» Written problem: Say how many lines in the records include the string "variation", adding no other words.

» Information provided:
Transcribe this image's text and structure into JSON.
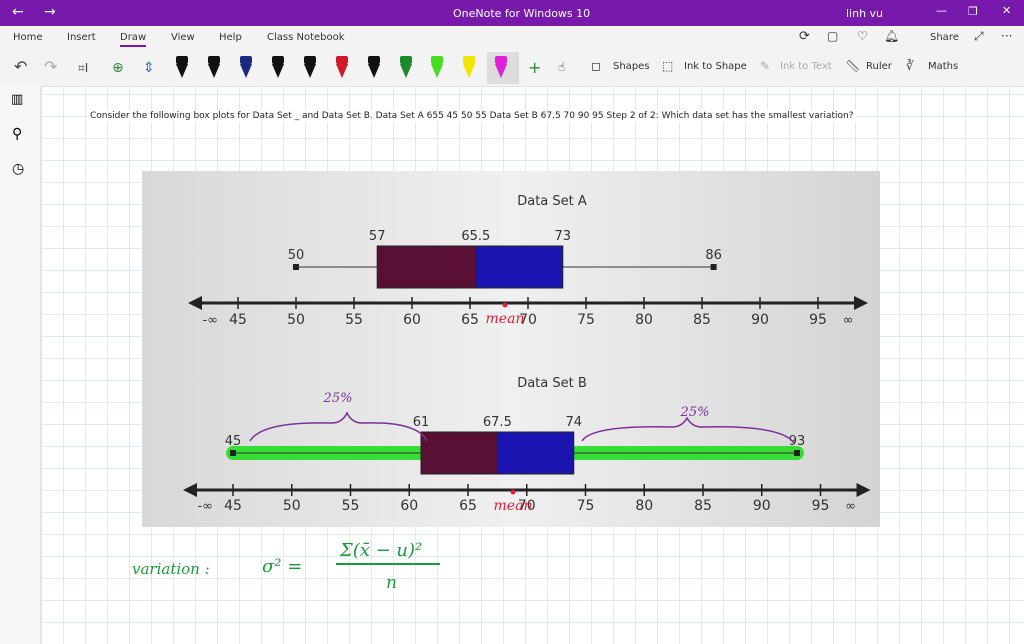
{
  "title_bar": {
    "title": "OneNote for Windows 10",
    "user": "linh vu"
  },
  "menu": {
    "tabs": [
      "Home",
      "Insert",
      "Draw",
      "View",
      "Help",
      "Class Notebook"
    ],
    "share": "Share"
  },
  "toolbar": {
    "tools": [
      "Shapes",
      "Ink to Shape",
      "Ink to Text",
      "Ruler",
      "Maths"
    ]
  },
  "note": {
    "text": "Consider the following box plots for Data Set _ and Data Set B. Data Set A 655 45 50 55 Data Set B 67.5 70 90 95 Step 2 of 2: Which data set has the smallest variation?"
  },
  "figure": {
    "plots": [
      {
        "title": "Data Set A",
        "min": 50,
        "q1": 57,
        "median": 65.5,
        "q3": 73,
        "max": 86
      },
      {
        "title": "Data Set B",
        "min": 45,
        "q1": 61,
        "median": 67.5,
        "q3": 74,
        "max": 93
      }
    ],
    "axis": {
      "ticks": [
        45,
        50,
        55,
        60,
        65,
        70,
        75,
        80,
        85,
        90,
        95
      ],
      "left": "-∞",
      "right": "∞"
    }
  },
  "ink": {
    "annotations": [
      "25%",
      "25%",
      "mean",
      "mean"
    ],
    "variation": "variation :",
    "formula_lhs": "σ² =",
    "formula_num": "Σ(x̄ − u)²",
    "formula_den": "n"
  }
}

--

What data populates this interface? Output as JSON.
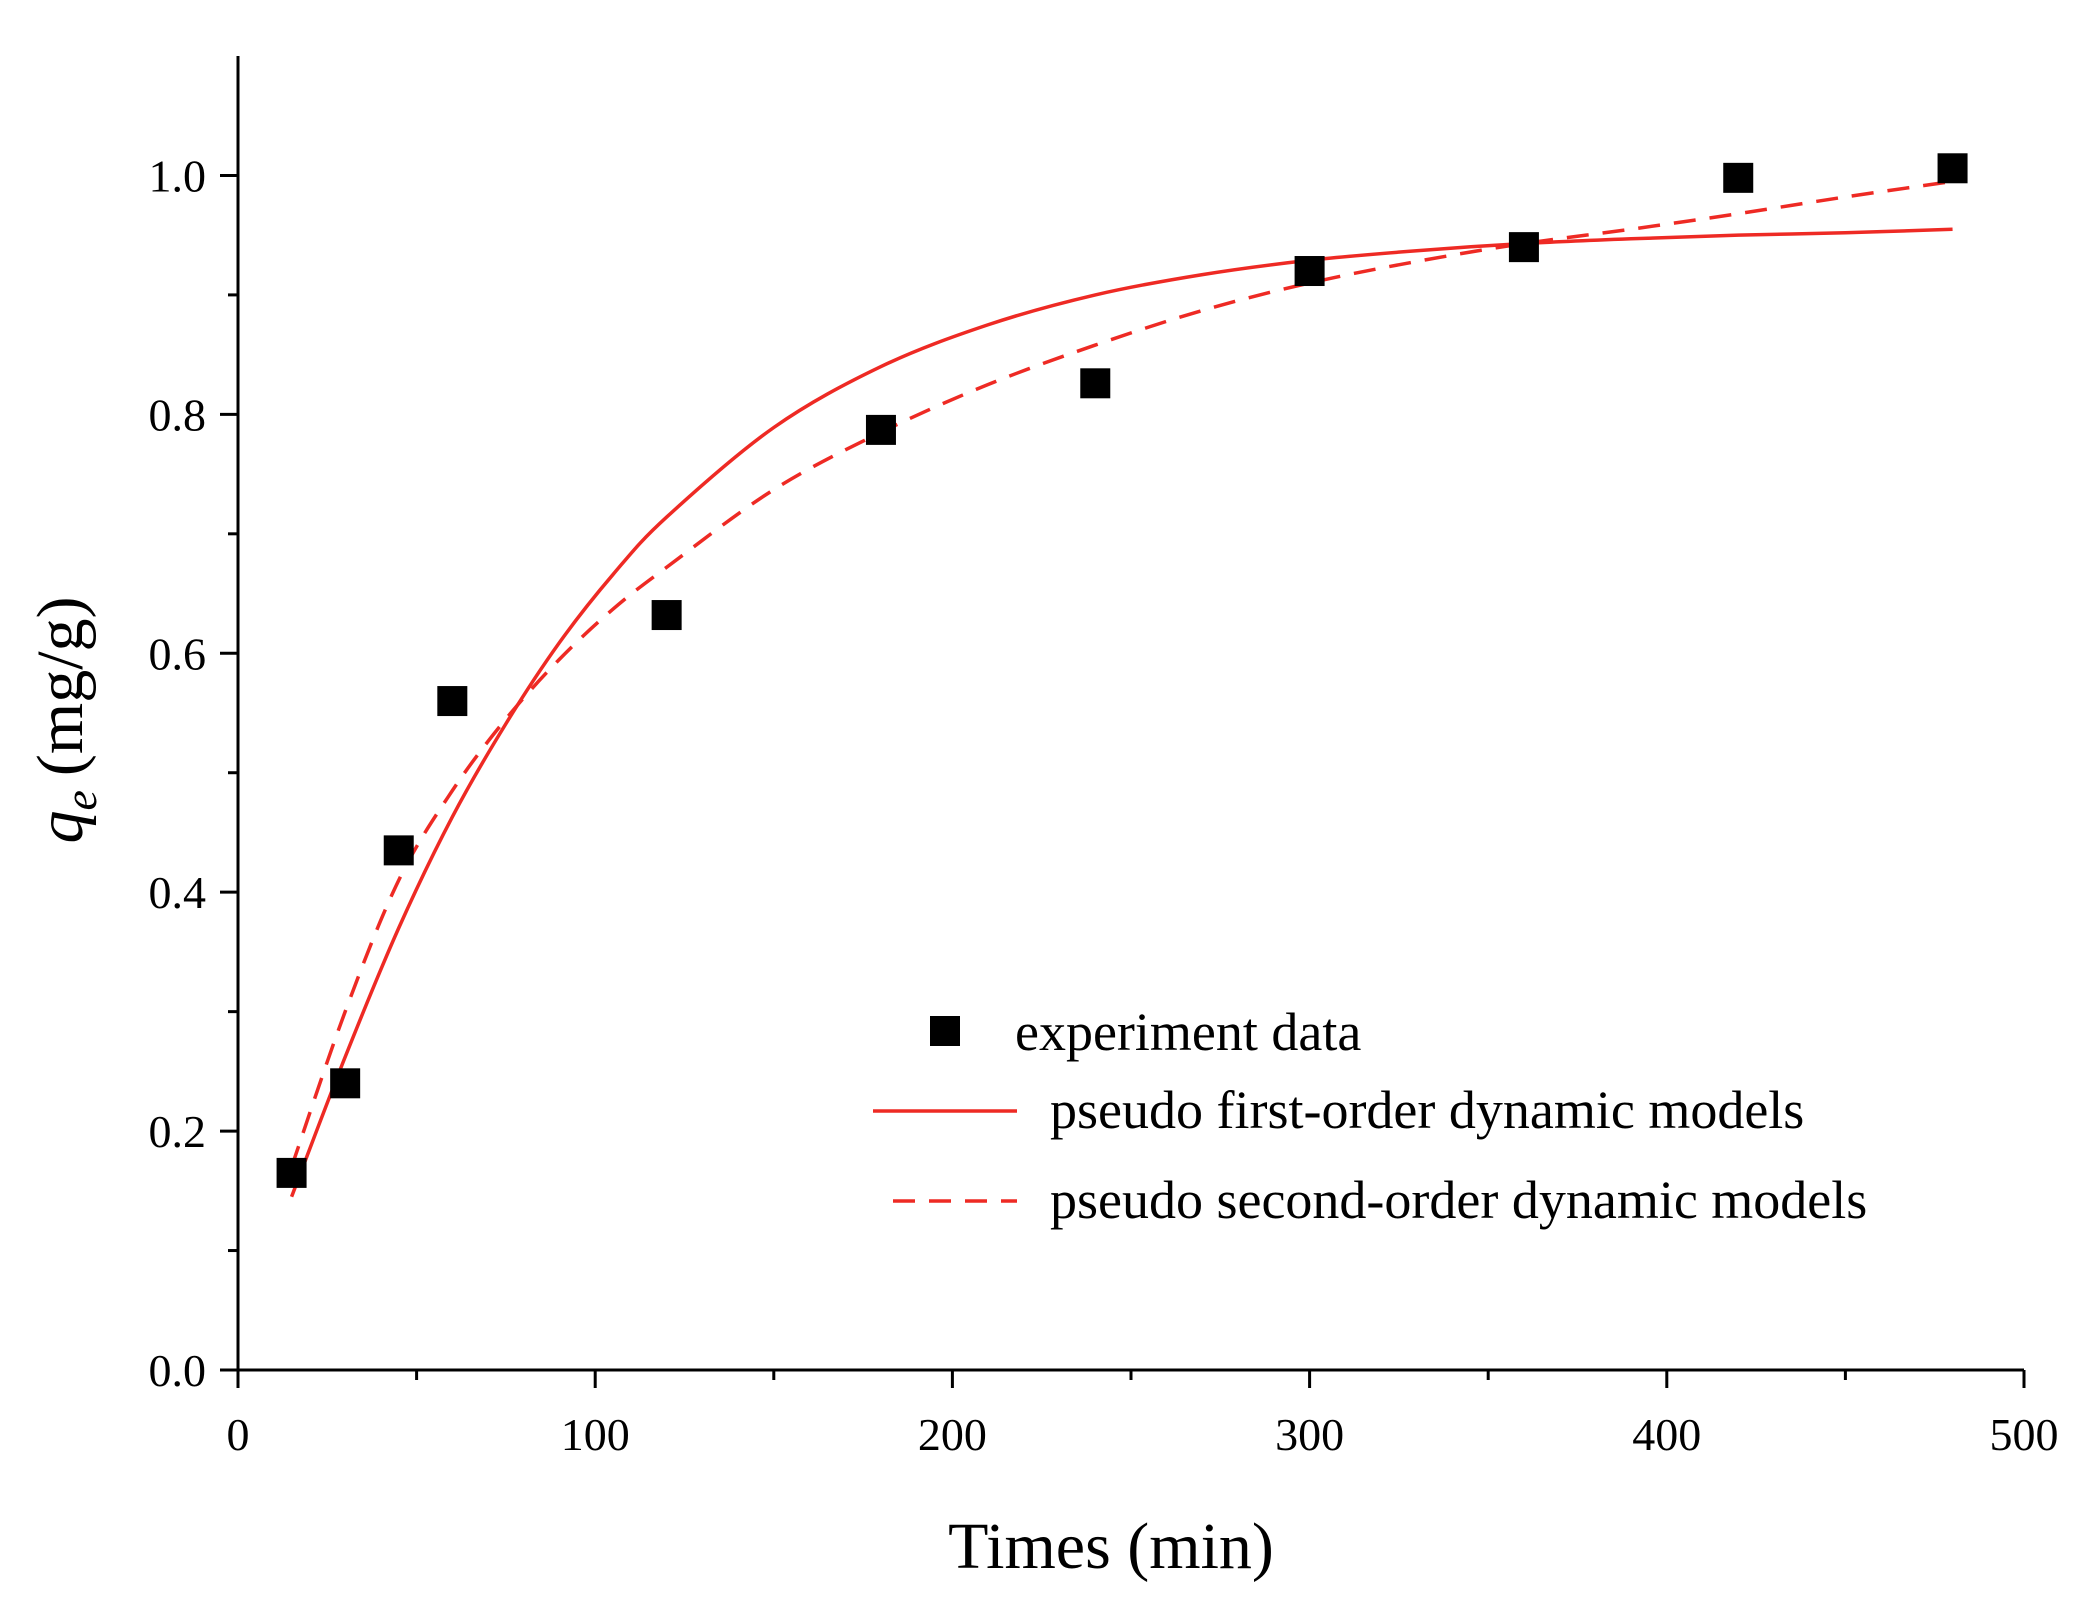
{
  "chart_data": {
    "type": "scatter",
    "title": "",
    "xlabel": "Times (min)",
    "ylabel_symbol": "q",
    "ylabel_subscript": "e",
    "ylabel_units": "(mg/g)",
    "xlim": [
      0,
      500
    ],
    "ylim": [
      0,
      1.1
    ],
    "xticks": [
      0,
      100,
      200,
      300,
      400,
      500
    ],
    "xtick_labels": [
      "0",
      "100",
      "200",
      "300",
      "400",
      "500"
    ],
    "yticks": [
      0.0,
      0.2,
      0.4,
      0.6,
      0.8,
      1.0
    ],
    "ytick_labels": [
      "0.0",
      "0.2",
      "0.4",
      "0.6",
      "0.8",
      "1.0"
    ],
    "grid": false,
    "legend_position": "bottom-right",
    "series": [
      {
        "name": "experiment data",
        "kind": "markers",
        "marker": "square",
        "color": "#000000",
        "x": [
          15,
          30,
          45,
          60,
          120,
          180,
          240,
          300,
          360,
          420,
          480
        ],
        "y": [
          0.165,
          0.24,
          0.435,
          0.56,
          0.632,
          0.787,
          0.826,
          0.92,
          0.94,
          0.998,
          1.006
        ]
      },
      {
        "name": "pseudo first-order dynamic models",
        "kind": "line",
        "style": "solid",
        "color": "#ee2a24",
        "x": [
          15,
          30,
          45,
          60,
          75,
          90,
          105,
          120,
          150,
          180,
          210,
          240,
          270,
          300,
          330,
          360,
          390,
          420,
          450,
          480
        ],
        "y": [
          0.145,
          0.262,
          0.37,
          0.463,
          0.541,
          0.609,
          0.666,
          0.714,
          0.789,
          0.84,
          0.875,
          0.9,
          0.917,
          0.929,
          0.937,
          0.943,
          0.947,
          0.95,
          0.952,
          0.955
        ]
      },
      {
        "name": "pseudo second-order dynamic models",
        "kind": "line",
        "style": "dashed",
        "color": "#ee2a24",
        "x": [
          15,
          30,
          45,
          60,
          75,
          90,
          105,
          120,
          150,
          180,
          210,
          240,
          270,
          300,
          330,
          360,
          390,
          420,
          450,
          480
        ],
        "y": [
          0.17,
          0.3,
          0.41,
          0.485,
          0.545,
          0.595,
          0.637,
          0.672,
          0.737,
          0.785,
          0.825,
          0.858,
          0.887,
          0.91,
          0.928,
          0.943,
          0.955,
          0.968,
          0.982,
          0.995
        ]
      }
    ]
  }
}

---

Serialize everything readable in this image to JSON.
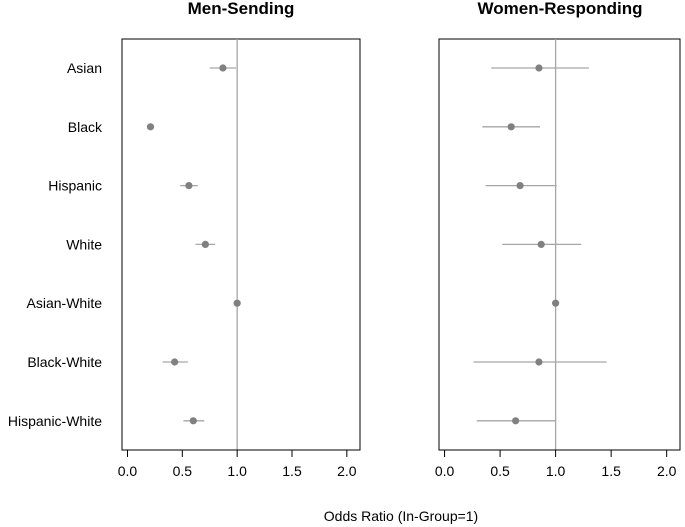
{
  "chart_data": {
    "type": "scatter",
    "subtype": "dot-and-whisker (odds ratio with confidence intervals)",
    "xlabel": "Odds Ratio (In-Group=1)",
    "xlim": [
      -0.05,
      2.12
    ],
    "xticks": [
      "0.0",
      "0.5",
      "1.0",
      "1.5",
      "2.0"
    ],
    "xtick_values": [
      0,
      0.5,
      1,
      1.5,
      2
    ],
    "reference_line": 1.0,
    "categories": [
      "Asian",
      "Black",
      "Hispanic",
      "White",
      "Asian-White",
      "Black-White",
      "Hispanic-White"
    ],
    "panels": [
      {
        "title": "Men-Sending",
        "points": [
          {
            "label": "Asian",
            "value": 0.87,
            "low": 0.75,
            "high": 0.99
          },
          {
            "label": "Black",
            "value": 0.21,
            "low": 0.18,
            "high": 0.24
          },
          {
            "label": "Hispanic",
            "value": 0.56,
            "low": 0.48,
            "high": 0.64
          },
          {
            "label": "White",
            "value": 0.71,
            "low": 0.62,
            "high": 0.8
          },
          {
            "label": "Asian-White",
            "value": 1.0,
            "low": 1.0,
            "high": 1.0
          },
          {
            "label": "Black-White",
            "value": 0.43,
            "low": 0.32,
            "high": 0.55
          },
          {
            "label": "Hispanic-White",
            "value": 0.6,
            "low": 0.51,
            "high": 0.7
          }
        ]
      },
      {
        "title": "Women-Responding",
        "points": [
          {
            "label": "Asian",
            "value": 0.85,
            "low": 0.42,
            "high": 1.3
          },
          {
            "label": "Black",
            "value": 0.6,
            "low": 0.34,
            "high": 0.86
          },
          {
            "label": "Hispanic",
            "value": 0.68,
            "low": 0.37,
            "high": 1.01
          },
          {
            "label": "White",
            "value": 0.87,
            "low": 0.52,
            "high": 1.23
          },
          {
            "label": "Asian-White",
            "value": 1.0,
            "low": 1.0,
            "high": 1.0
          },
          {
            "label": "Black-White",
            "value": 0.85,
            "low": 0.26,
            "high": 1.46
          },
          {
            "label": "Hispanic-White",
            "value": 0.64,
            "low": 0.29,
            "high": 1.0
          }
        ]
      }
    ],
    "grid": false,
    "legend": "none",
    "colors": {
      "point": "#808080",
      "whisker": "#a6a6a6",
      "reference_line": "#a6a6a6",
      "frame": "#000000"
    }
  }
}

» Result of the task: 2